> Written exercise: Pick out the lines below that include the string "name".

START Entries supplied

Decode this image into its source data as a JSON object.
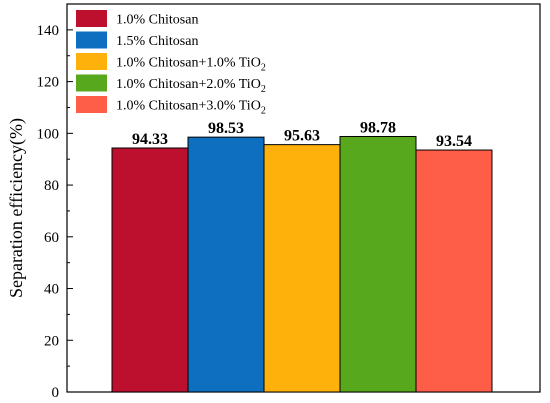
{
  "chart_data": {
    "type": "bar",
    "title": "",
    "xlabel": "",
    "ylabel": "Separation efficiency(%)",
    "ylim": [
      0,
      150
    ],
    "yticks": [
      0,
      20,
      40,
      60,
      80,
      100,
      120,
      140
    ],
    "legend_position": "top-left",
    "grid": false,
    "series": [
      {
        "name": "1.0% Chitosan",
        "legend_main": "1.0% Chitosan",
        "legend_sub": "",
        "value": 94.33,
        "label": "94.33",
        "color": "#bd0f2e"
      },
      {
        "name": "1.5% Chitosan",
        "legend_main": "1.5% Chitosan",
        "legend_sub": "",
        "value": 98.53,
        "label": "98.53",
        "color": "#0e6fc0"
      },
      {
        "name": "1.0% Chitosan+1.0% TiO2",
        "legend_main": "1.0% Chitosan+1.0% TiO",
        "legend_sub": "2",
        "value": 95.63,
        "label": "95.63",
        "color": "#fdb10a"
      },
      {
        "name": "1.0% Chitosan+2.0% TiO2",
        "legend_main": "1.0% Chitosan+2.0% TiO",
        "legend_sub": "2",
        "value": 98.78,
        "label": "98.78",
        "color": "#58a81d"
      },
      {
        "name": "1.0% Chitosan+3.0% TiO2",
        "legend_main": "1.0% Chitosan+3.0% TiO",
        "legend_sub": "2",
        "value": 93.54,
        "label": "93.54",
        "color": "#fe5e48"
      }
    ]
  }
}
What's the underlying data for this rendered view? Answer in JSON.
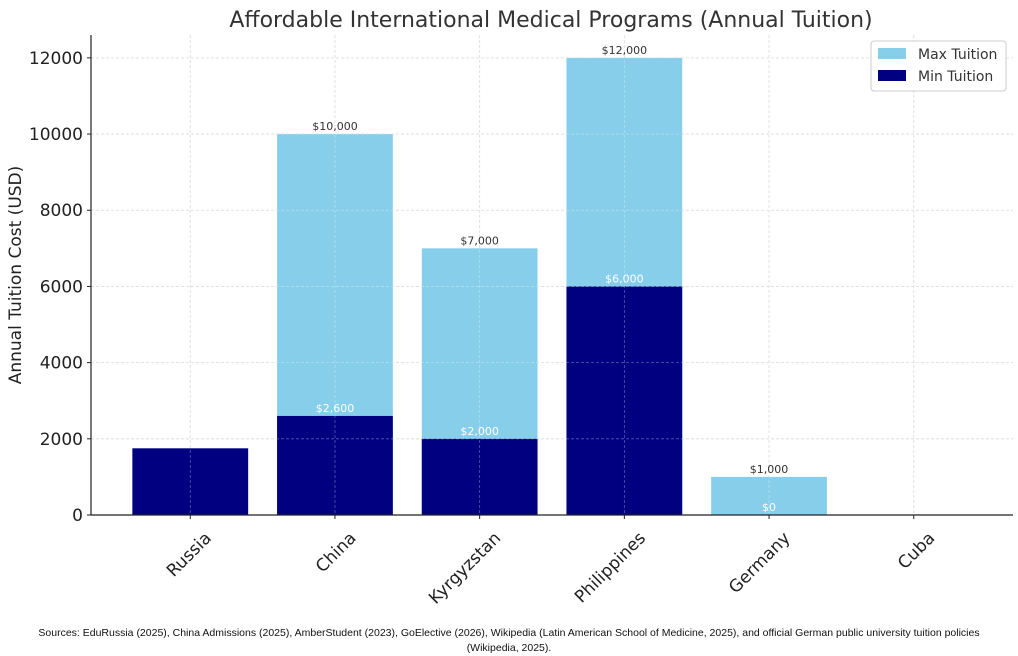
{
  "chart_data": {
    "type": "bar",
    "stacking": "overlaid",
    "title": "Affordable International Medical Programs (Annual Tuition)",
    "xlabel": "",
    "ylabel": "Annual Tuition Cost (USD)",
    "categories": [
      "Russia",
      "China",
      "Kyrgyzstan",
      "Philippines",
      "Germany",
      "Cuba"
    ],
    "series": [
      {
        "name": "Max Tuition",
        "color": "#87CEEB",
        "values": [
          1750,
          10000,
          7000,
          12000,
          1000,
          0
        ],
        "labels": [
          "",
          "$10,000",
          "$7,000",
          "$12,000",
          "$1,000",
          ""
        ]
      },
      {
        "name": "Min Tuition",
        "color": "#000080",
        "values": [
          1750,
          2600,
          2000,
          6000,
          0,
          0
        ],
        "labels": [
          "",
          "$2,600",
          "$2,000",
          "$6,000",
          "$0",
          ""
        ]
      }
    ],
    "ylim": [
      0,
      12600
    ],
    "yticks": [
      0,
      2000,
      4000,
      6000,
      8000,
      10000,
      12000
    ],
    "ytick_labels": [
      "0",
      "2000",
      "4000",
      "6000",
      "8000",
      "10000",
      "12000"
    ],
    "grid": true,
    "xtick_rotation_deg": 45,
    "legend": {
      "placement": "top-right",
      "entries": [
        "Max Tuition",
        "Min Tuition"
      ]
    }
  },
  "footer": {
    "sources": "Sources: EduRussia (2025), China Admissions (2025), AmberStudent (2023), GoElective (2026), Wikipedia (Latin American School of Medicine, 2025), and official German public university tuition policies (Wikipedia, 2025)."
  }
}
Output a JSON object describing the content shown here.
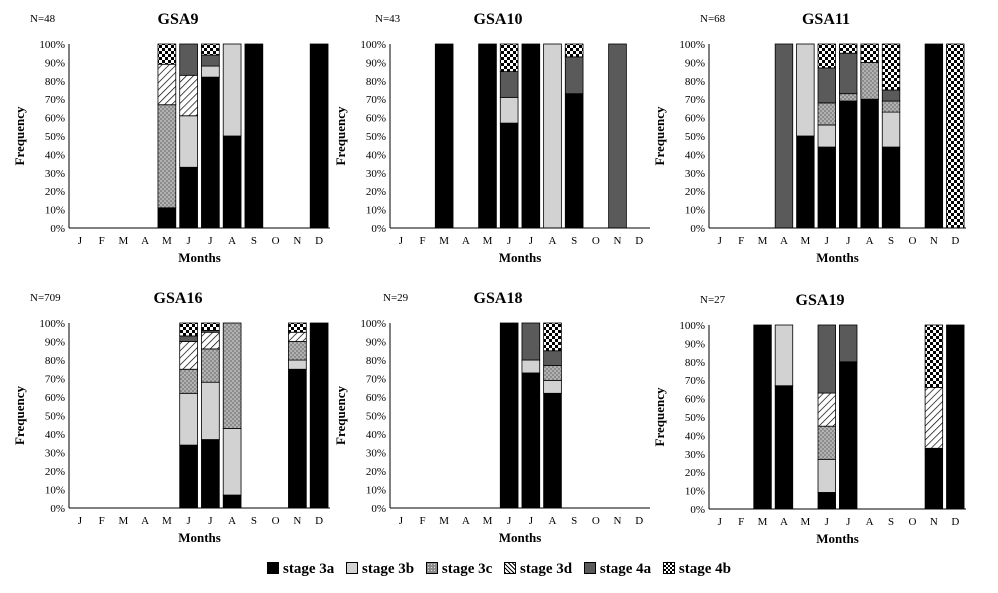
{
  "figure": {
    "x_tick_labels": [
      "J",
      "F",
      "M",
      "A",
      "M",
      "J",
      "J",
      "A",
      "S",
      "O",
      "N",
      "D"
    ],
    "y_tick_labels": [
      "0%",
      "10%",
      "20%",
      "30%",
      "40%",
      "50%",
      "60%",
      "70%",
      "80%",
      "90%",
      "100%"
    ],
    "xlabel": "Months",
    "ylabel": "Frequency"
  },
  "legend": [
    {
      "key": "s3a",
      "label": "stage 3a",
      "fill": "#000000"
    },
    {
      "key": "s3b",
      "label": "stage 3b",
      "fill": "#d2d2d2"
    },
    {
      "key": "s3c",
      "label": "stage 3c",
      "fill": "dots"
    },
    {
      "key": "s3d",
      "label": "stage 3d",
      "fill": "hatch"
    },
    {
      "key": "s4a",
      "label": "stage 4a",
      "fill": "#5a5a5a"
    },
    {
      "key": "s4b",
      "label": "stage 4b",
      "fill": "checker"
    }
  ],
  "chart_data": [
    {
      "type": "bar",
      "stacked": true,
      "title": "GSA9",
      "n_label": "N=48",
      "ylim": [
        0,
        100
      ],
      "categories": [
        "J",
        "F",
        "M",
        "A",
        "M",
        "J",
        "J",
        "A",
        "S",
        "O",
        "N",
        "D"
      ],
      "bars": [
        {
          "month": 5,
          "stages": {
            "s3a": 11,
            "s3c": 56,
            "s3d": 22,
            "s4b": 11
          }
        },
        {
          "month": 6,
          "stages": {
            "s3a": 33,
            "s3b": 28,
            "s3d": 22,
            "s4a": 17
          }
        },
        {
          "month": 7,
          "stages": {
            "s3a": 82,
            "s3b": 6,
            "s4a": 6,
            "s4b": 6
          }
        },
        {
          "month": 8,
          "stages": {
            "s3a": 50,
            "s3b": 50
          }
        },
        {
          "month": 9,
          "stages": {
            "s3a": 100
          }
        },
        {
          "month": 12,
          "stages": {
            "s3a": 100
          }
        }
      ]
    },
    {
      "type": "bar",
      "stacked": true,
      "title": "GSA10",
      "n_label": "N=43",
      "ylim": [
        0,
        100
      ],
      "categories": [
        "J",
        "F",
        "M",
        "A",
        "M",
        "J",
        "J",
        "A",
        "S",
        "O",
        "N",
        "D"
      ],
      "bars": [
        {
          "month": 3,
          "stages": {
            "s3a": 100
          }
        },
        {
          "month": 5,
          "stages": {
            "s3a": 100
          }
        },
        {
          "month": 6,
          "stages": {
            "s3a": 57,
            "s3b": 14,
            "s4a": 14,
            "s4b": 15
          }
        },
        {
          "month": 7,
          "stages": {
            "s3a": 100
          }
        },
        {
          "month": 8,
          "stages": {
            "s3b": 100
          }
        },
        {
          "month": 9,
          "stages": {
            "s3a": 73,
            "s4a": 20,
            "s4b": 7
          }
        },
        {
          "month": 11,
          "stages": {
            "s4a": 100
          }
        }
      ]
    },
    {
      "type": "bar",
      "stacked": true,
      "title": "GSA11",
      "n_label": "N=68",
      "ylim": [
        0,
        100
      ],
      "categories": [
        "J",
        "F",
        "M",
        "A",
        "M",
        "J",
        "J",
        "A",
        "S",
        "O",
        "N",
        "D"
      ],
      "bars": [
        {
          "month": 4,
          "stages": {
            "s4a": 100
          }
        },
        {
          "month": 5,
          "stages": {
            "s3a": 50,
            "s3b": 50
          }
        },
        {
          "month": 6,
          "stages": {
            "s3a": 44,
            "s3b": 12,
            "s3c": 12,
            "s4a": 19,
            "s4b": 13
          }
        },
        {
          "month": 7,
          "stages": {
            "s3a": 69,
            "s3c": 4,
            "s4a": 22,
            "s4b": 5
          }
        },
        {
          "month": 8,
          "stages": {
            "s3a": 70,
            "s3c": 20,
            "s4b": 10
          }
        },
        {
          "month": 9,
          "stages": {
            "s3a": 44,
            "s3b": 19,
            "s3c": 6,
            "s4a": 6,
            "s4b": 25
          }
        },
        {
          "month": 11,
          "stages": {
            "s3a": 100
          }
        },
        {
          "month": 12,
          "stages": {
            "s4b": 100
          }
        }
      ]
    },
    {
      "type": "bar",
      "stacked": true,
      "title": "GSA16",
      "n_label": "N=709",
      "ylim": [
        0,
        100
      ],
      "categories": [
        "J",
        "F",
        "M",
        "A",
        "M",
        "J",
        "J",
        "A",
        "S",
        "O",
        "N",
        "D"
      ],
      "bars": [
        {
          "month": 6,
          "stages": {
            "s3a": 34,
            "s3b": 28,
            "s3c": 13,
            "s3d": 15,
            "s4a": 3,
            "s4b": 7
          }
        },
        {
          "month": 7,
          "stages": {
            "s3a": 37,
            "s3b": 31,
            "s3c": 18,
            "s3d": 9,
            "s4a": 1,
            "s4b": 4
          }
        },
        {
          "month": 8,
          "stages": {
            "s3a": 7,
            "s3b": 36,
            "s3c": 57
          }
        },
        {
          "month": 11,
          "stages": {
            "s3a": 75,
            "s3b": 5,
            "s3c": 10,
            "s3d": 5,
            "s4b": 5
          }
        },
        {
          "month": 12,
          "stages": {
            "s3a": 100
          }
        }
      ]
    },
    {
      "type": "bar",
      "stacked": true,
      "title": "GSA18",
      "n_label": "N=29",
      "ylim": [
        0,
        100
      ],
      "categories": [
        "J",
        "F",
        "M",
        "A",
        "M",
        "J",
        "J",
        "A",
        "S",
        "O",
        "N",
        "D"
      ],
      "bars": [
        {
          "month": 6,
          "stages": {
            "s3a": 100
          }
        },
        {
          "month": 7,
          "stages": {
            "s3a": 73,
            "s3b": 7,
            "s4a": 20
          }
        },
        {
          "month": 8,
          "stages": {
            "s3a": 62,
            "s3b": 7,
            "s3c": 8,
            "s4a": 8,
            "s4b": 15
          }
        }
      ]
    },
    {
      "type": "bar",
      "stacked": true,
      "title": "GSA19",
      "n_label": "N=27",
      "ylim": [
        0,
        100
      ],
      "categories": [
        "J",
        "F",
        "M",
        "A",
        "M",
        "J",
        "J",
        "A",
        "S",
        "O",
        "N",
        "D"
      ],
      "bars": [
        {
          "month": 3,
          "stages": {
            "s3a": 100
          }
        },
        {
          "month": 4,
          "stages": {
            "s3a": 67,
            "s3b": 33
          }
        },
        {
          "month": 6,
          "stages": {
            "s3a": 9,
            "s3b": 18,
            "s3c": 18,
            "s3d": 18,
            "s4a": 37
          }
        },
        {
          "month": 7,
          "stages": {
            "s3a": 80,
            "s4a": 20
          }
        },
        {
          "month": 11,
          "stages": {
            "s3a": 33,
            "s3d": 33,
            "s4b": 34
          }
        },
        {
          "month": 12,
          "stages": {
            "s3a": 100
          }
        }
      ]
    }
  ]
}
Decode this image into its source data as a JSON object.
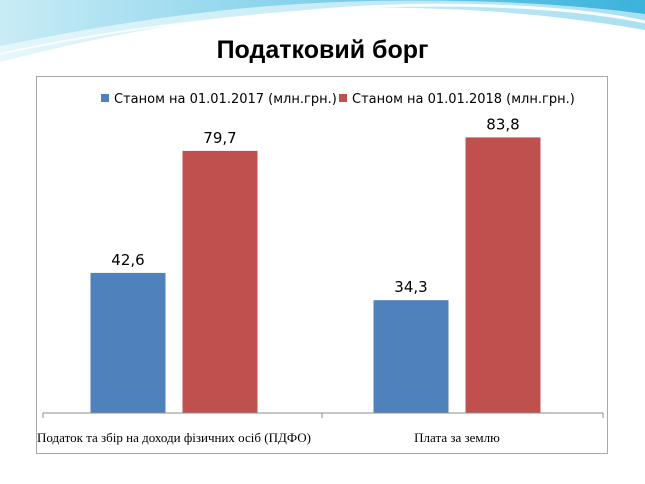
{
  "title": "Податковий борг",
  "chart_data": {
    "type": "bar",
    "categories": [
      "Податок та збір на доходи фізичних осіб (ПДФО)",
      "Плата за землю"
    ],
    "series": [
      {
        "name": "Станом на 01.01.2017 (млн.грн.)",
        "values": [
          42.6,
          34.3
        ],
        "labels": [
          "42,6",
          "34,3"
        ],
        "color": "#4f81bd"
      },
      {
        "name": "Станом на 01.01.2018 (млн.грн.)",
        "values": [
          79.7,
          83.8
        ],
        "labels": [
          "79,7",
          "83,8"
        ],
        "color": "#c0504d"
      }
    ],
    "ylim": [
      0,
      90
    ],
    "grid": false,
    "legend": "top"
  }
}
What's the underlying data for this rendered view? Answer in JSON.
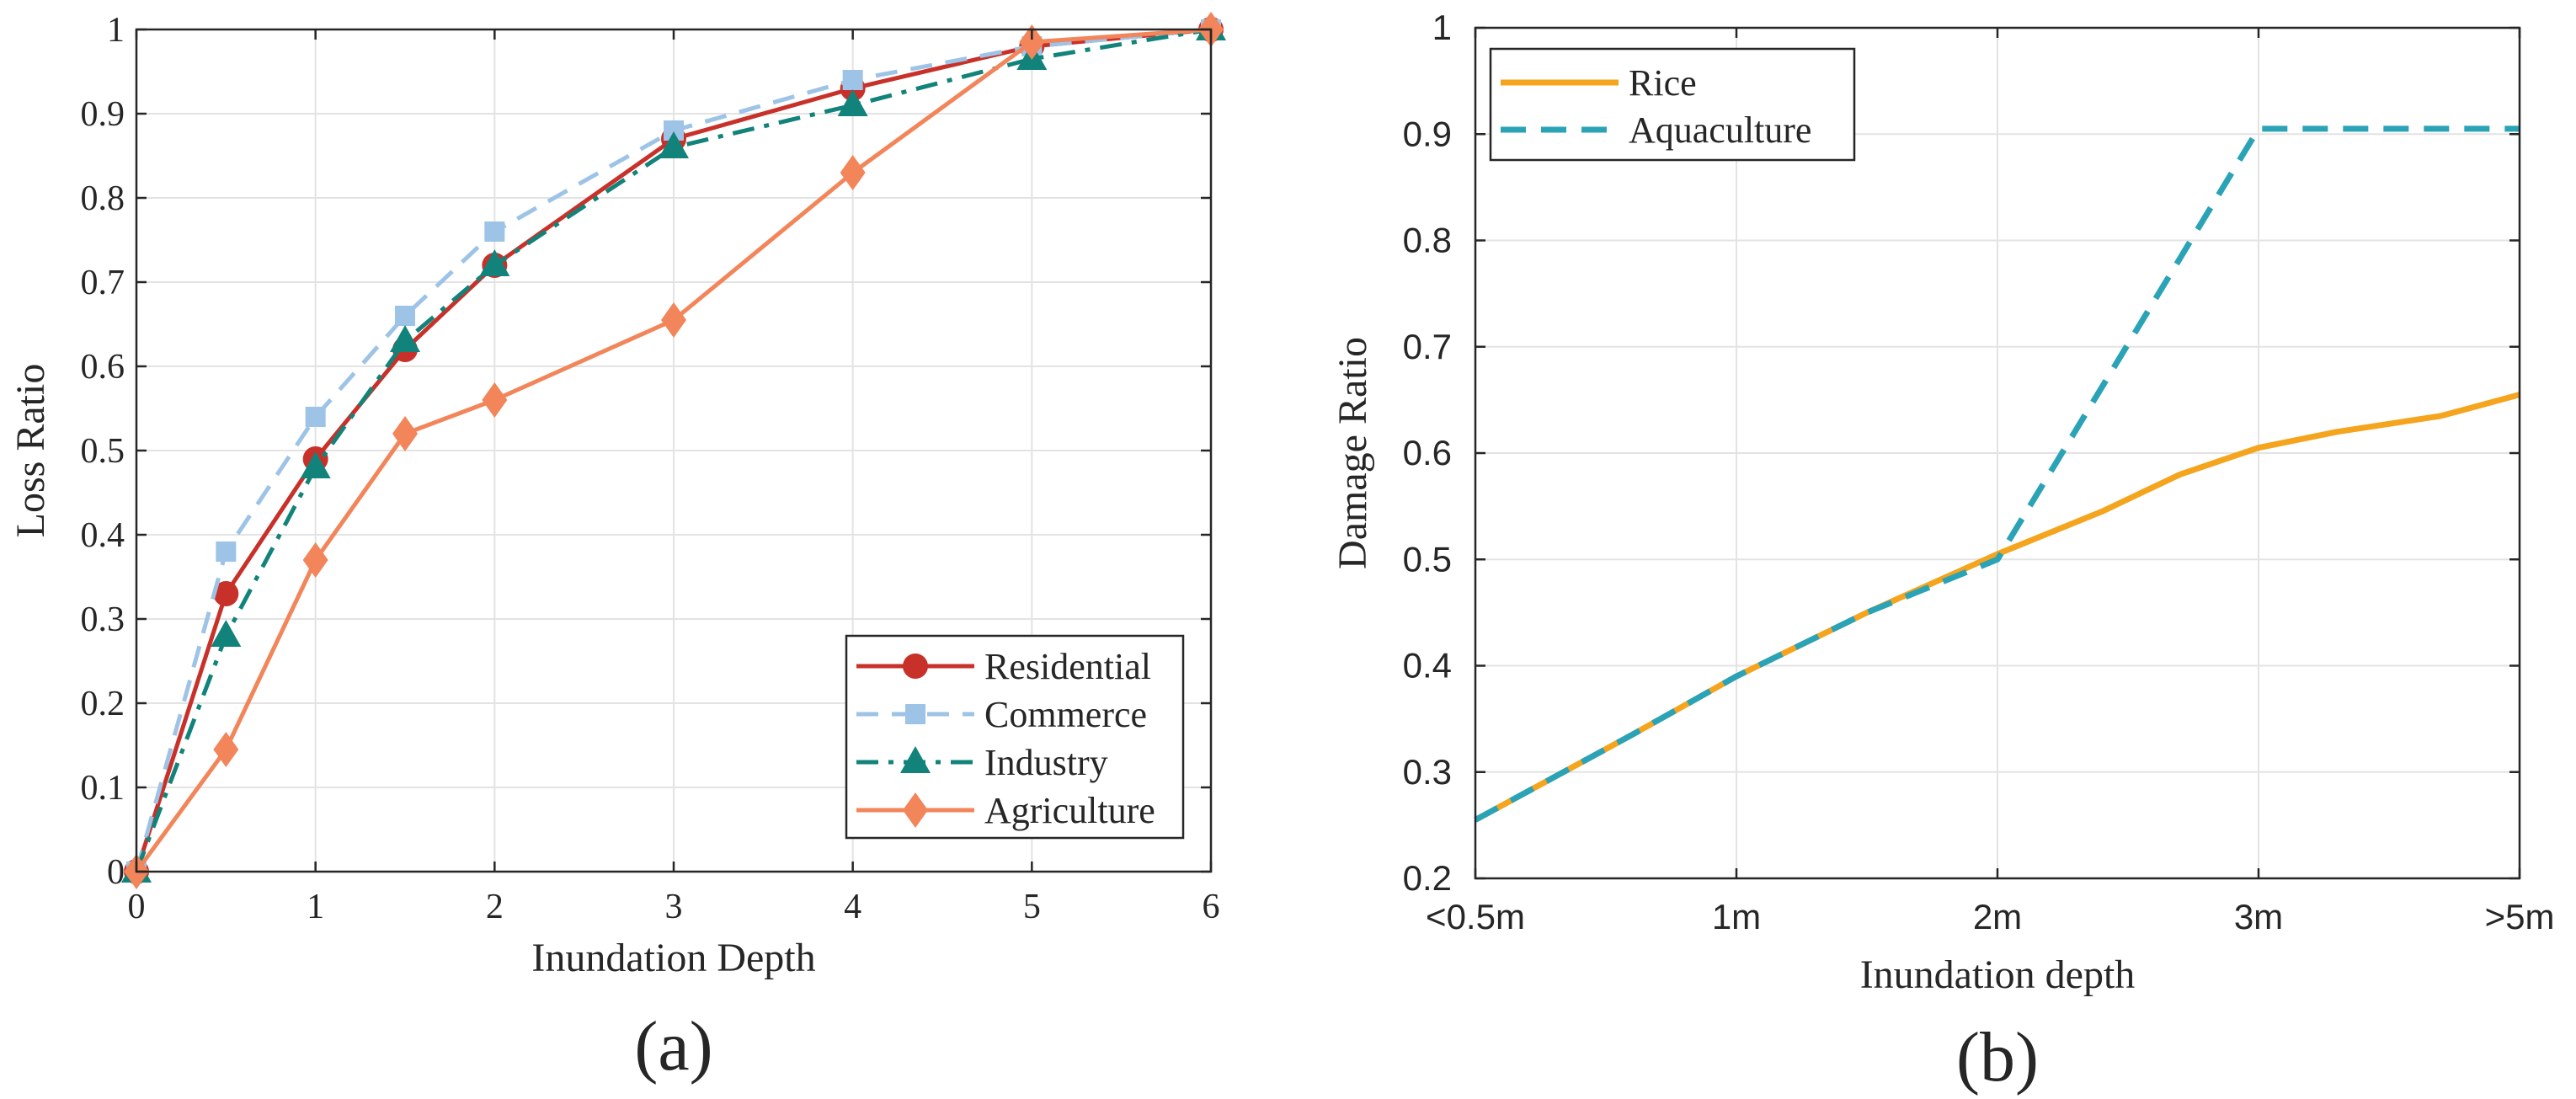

END Entries supplied

> Solution to this task:
        "name": "1.0% Chitosan",
        "name": "1.5% Chitosan",
        "name": "1.0% Chitosan+1.0% TiO2",
        "name": "1.0% Chitosan+2.0% TiO2",
        "name": "1.0% Chitosan+3.0% TiO2",
        "name": "Max Tuition",
        "name": "Min Tuition",
        "name": "Станом на 01.01.2017 (млн.грн.)",
        "name": "Станом на 01.01.2018 (млн.грн.)",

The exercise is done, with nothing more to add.